— THE TASK —
Reproduce every entry exactly as shown.

— DATASET ENTRIES —
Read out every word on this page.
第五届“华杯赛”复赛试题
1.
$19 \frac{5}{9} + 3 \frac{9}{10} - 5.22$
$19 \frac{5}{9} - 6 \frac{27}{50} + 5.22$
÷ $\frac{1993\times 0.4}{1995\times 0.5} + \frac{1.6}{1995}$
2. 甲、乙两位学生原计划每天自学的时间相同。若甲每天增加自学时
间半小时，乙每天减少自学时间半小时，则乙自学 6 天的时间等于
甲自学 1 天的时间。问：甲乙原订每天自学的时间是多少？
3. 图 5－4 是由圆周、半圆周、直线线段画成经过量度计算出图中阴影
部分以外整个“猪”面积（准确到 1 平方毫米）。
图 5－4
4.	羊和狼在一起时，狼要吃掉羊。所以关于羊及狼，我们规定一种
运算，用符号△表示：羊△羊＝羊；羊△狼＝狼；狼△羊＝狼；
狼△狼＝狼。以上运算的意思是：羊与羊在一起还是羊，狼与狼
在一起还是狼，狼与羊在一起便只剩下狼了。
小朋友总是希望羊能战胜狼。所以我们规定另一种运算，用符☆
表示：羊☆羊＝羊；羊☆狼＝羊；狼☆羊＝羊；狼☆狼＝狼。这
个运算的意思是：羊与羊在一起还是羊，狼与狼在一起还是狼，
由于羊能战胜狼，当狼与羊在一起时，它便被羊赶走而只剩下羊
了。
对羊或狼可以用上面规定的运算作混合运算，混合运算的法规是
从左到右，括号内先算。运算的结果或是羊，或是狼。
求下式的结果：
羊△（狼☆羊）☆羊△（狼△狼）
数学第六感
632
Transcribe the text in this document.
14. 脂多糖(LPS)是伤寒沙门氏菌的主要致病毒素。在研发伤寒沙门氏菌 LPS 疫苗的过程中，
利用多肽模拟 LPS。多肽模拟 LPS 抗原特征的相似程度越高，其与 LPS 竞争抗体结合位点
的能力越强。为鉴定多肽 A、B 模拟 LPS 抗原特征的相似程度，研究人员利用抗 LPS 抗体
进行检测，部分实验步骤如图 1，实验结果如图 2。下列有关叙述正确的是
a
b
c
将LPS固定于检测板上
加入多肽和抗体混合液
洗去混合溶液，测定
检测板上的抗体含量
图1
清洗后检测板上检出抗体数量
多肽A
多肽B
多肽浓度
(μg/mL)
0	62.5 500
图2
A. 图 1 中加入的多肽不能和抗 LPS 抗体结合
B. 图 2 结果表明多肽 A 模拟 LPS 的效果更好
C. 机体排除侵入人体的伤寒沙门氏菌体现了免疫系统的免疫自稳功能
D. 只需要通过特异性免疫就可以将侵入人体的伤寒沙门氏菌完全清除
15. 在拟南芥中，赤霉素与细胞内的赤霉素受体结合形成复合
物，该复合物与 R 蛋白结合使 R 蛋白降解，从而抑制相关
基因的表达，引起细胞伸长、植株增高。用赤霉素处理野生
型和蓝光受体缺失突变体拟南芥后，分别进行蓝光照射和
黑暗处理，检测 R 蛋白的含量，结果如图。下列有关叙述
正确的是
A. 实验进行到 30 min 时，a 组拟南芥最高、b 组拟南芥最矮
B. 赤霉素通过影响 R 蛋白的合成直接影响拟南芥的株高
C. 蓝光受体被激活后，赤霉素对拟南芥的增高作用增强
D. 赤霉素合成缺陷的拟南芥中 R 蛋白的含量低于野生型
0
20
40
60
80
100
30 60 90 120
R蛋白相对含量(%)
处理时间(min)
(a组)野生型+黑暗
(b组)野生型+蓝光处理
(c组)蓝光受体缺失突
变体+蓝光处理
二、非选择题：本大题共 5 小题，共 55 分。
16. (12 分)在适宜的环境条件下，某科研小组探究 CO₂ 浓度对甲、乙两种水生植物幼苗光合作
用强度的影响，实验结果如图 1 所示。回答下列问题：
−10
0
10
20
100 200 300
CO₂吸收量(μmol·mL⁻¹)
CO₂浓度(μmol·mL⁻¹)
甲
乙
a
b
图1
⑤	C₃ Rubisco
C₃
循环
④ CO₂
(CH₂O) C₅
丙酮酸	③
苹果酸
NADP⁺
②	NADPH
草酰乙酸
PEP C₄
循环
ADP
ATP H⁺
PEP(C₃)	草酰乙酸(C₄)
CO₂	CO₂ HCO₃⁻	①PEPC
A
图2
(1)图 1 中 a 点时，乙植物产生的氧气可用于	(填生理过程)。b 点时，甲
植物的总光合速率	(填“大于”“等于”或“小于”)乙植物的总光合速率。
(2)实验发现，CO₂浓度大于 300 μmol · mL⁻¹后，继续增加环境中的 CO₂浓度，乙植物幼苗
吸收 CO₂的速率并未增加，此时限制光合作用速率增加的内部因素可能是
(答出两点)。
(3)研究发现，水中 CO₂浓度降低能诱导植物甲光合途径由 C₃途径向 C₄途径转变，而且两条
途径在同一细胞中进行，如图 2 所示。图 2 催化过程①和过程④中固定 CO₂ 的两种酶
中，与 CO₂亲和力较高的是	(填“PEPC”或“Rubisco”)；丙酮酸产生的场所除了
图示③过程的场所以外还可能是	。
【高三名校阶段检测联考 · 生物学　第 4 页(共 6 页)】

— FINISHED ANSWER —
Read out every word on this page.
第五届“华杯赛”复赛试题
1.
$19 \frac{5}{9} + 3 \frac{9}{10} - 5.22$
$19 \frac{5}{9} - 6 \frac{27}{50} + 5.22$
÷ $\frac{1993\times 0.4}{1995\times 0.5} + \frac{1.6}{1995}$
2. 甲、乙两位学生原计划每天自学的时间相同。若甲每天增加自学时
间半小时，乙每天减少自学时间半小时，则乙自学 6 天的时间等于
甲自学 1 天的时间。问：甲乙原订每天自学的时间是多少？
3. 图 5－4 是由圆周、半圆周、直线线段画成经过量度计算出图中阴影
部分以外整个“猪”面积（准确到 1 平方毫米）。
图 5－4
4.	羊和狼在一起时，狼要吃掉羊。所以关于羊及狼，我们规定一种
运算，用符号△表示：羊△羊＝羊；羊△狼＝狼；狼△羊＝狼；
狼△狼＝狼。以上运算的意思是：羊与羊在一起还是羊，狼与狼
在一起还是狼，狼与羊在一起便只剩下狼了。
小朋友总是希望羊能战胜狼。所以我们规定另一种运算，用符☆
表示：羊☆羊＝羊；羊☆狼＝羊；狼☆羊＝羊；狼☆狼＝狼。这
个运算的意思是：羊与羊在一起还是羊，狼与狼在一起还是狼，
由于羊能战胜狼，当狼与羊在一起时，它便被羊赶走而只剩下羊
了。
对羊或狼可以用上面规定的运算作混合运算，混合运算的法规是
从左到右，括号内先算。运算的结果或是羊，或是狼。
求下式的结果：
羊△（狼☆羊）☆羊△（狼△狼）
数学第六感
632
Transcribe the text in this document.
14. 脂多糖(LPS)是伤寒沙门氏菌的主要致病毒素。在研发伤寒沙门氏菌 LPS 疫苗的过程中，
利用多肽模拟 LPS。多肽模拟 LPS 抗原特征的相似程度越高，其与 LPS 竞争抗体结合位点
的能力越强。为鉴定多肽 A、B 模拟 LPS 抗原特征的相似程度，研究人员利用抗 LPS 抗体
进行检测，部分实验步骤如图 1，实验结果如图 2。下列有关叙述正确的是
a
b
c
将LPS固定于检测板上
加入多肽和抗体混合液
洗去混合溶液，测定
检测板上的抗体含量
图1
清洗后检测板上检出抗体数量
多肽A
多肽B
多肽浓度
(μg/mL)
0	62.5 500
图2
A. 图 1 中加入的多肽不能和抗 LPS 抗体结合
B. 图 2 结果表明多肽 A 模拟 LPS 的效果更好
C. 机体排除侵入人体的伤寒沙门氏菌体现了免疫系统的免疫自稳功能
D. 只需要通过特异性免疫就可以将侵入人体的伤寒沙门氏菌完全清除
15. 在拟南芥中，赤霉素与细胞内的赤霉素受体结合形成复合
物，该复合物与 R 蛋白结合使 R 蛋白降解，从而抑制相关
基因的表达，引起细胞伸长、植株增高。用赤霉素处理野生
型和蓝光受体缺失突变体拟南芥后，分别进行蓝光照射和
黑暗处理，检测 R 蛋白的含量，结果如图。下列有关叙述
正确的是
A. 实验进行到 30 min 时，a 组拟南芥最高、b 组拟南芥最矮
B. 赤霉素通过影响 R 蛋白的合成直接影响拟南芥的株高
C. 蓝光受体被激活后，赤霉素对拟南芥的增高作用增强
D. 赤霉素合成缺陷的拟南芥中 R 蛋白的含量低于野生型
0
20
40
60
80
100
30 60 90 120
R蛋白相对含量(%)
处理时间(min)
(a组)野生型+黑暗
(b组)野生型+蓝光处理
(c组)蓝光受体缺失突
变体+蓝光处理
二、非选择题：本大题共 5 小题，共 55 分。
16. (12 分)在适宜的环境条件下，某科研小组探究 CO₂ 浓度对甲、乙两种水生植物幼苗光合作
用强度的影响，实验结果如图 1 所示。回答下列问题：
−10
0
10
20
100 200 300
CO₂吸收量(μmol·mL⁻¹)
CO₂浓度(μmol·mL⁻¹)
甲
乙
a
b
图1
⑤	C₃ Rubisco
C₃
循环
④ CO₂
(CH₂O) C₅
丙酮酸	③
苹果酸
NADP⁺
②	NADPH
草酰乙酸
PEP C₄
循环
ADP
ATP H⁺
PEP(C₃)	草酰乙酸(C₄)
CO₂	CO₂ HCO₃⁻	①PEPC
A
图2
(1)图 1 中 a 点时，乙植物产生的氧气可用于	(填生理过程)。b 点时，甲
植物的总光合速率	(填“大于”“等于”或“小于”)乙植物的总光合速率。
(2)实验发现，CO₂浓度大于 300 μmol · mL⁻¹后，继续增加环境中的 CO₂浓度，乙植物幼苗
吸收 CO₂的速率并未增加，此时限制光合作用速率增加的内部因素可能是
(答出两点)。
(3)研究发现，水中 CO₂浓度降低能诱导植物甲光合途径由 C₃途径向 C₄途径转变，而且两条
途径在同一细胞中进行，如图 2 所示。图 2 催化过程①和过程④中固定 CO₂ 的两种酶
中，与 CO₂亲和力较高的是	(填“PEPC”或“Rubisco”)；丙酮酸产生的场所除了
图示③过程的场所以外还可能是	。
【高三名校阶段检测联考 · 生物学　第 4 页(共 6 页)】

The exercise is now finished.